--- Begin Supplied records ---

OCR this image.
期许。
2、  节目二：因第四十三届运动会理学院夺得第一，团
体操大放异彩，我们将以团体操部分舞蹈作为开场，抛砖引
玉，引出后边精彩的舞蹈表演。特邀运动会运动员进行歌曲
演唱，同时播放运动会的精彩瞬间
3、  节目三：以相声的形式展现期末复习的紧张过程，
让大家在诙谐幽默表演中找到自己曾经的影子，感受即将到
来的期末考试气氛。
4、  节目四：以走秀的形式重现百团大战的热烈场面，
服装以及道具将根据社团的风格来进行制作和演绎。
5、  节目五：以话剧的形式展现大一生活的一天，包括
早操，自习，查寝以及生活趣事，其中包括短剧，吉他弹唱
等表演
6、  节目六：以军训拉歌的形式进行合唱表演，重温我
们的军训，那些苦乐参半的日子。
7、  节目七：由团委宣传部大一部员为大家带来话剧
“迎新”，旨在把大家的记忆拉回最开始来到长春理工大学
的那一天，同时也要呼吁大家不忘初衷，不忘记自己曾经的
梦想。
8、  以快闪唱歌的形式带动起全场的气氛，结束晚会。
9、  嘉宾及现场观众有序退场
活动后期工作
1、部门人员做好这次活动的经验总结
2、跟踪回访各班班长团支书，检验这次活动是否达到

--- End Supplied records ---

▶ **Aim of the exercise**
Reproduce the complete data exactly as presented above.

▶ **Solution**
OCR this image.
期许。
2、  节目二：因第四十三届运动会理学院夺得第一，团
体操大放异彩，我们将以团体操部分舞蹈作为开场，抛砖引
玉，引出后边精彩的舞蹈表演。特邀运动会运动员进行歌曲
演唱，同时播放运动会的精彩瞬间
3、  节目三：以相声的形式展现期末复习的紧张过程，
让大家在诙谐幽默表演中找到自己曾经的影子，感受即将到
来的期末考试气氛。
4、  节目四：以走秀的形式重现百团大战的热烈场面，
服装以及道具将根据社团的风格来进行制作和演绎。
5、  节目五：以话剧的形式展现大一生活的一天，包括
早操，自习，查寝以及生活趣事，其中包括短剧，吉他弹唱
等表演
6、  节目六：以军训拉歌的形式进行合唱表演，重温我
们的军训，那些苦乐参半的日子。
7、  节目七：由团委宣传部大一部员为大家带来话剧
“迎新”，旨在把大家的记忆拉回最开始来到长春理工大学
的那一天，同时也要呼吁大家不忘初衷，不忘记自己曾经的
梦想。
8、  以快闪唱歌的形式带动起全场的气氛，结束晚会。
9、  嘉宾及现场观众有序退场
活动后期工作
1、部门人员做好这次活动的经验总结
2、跟踪回访各班班长团支书，检验这次活动是否达到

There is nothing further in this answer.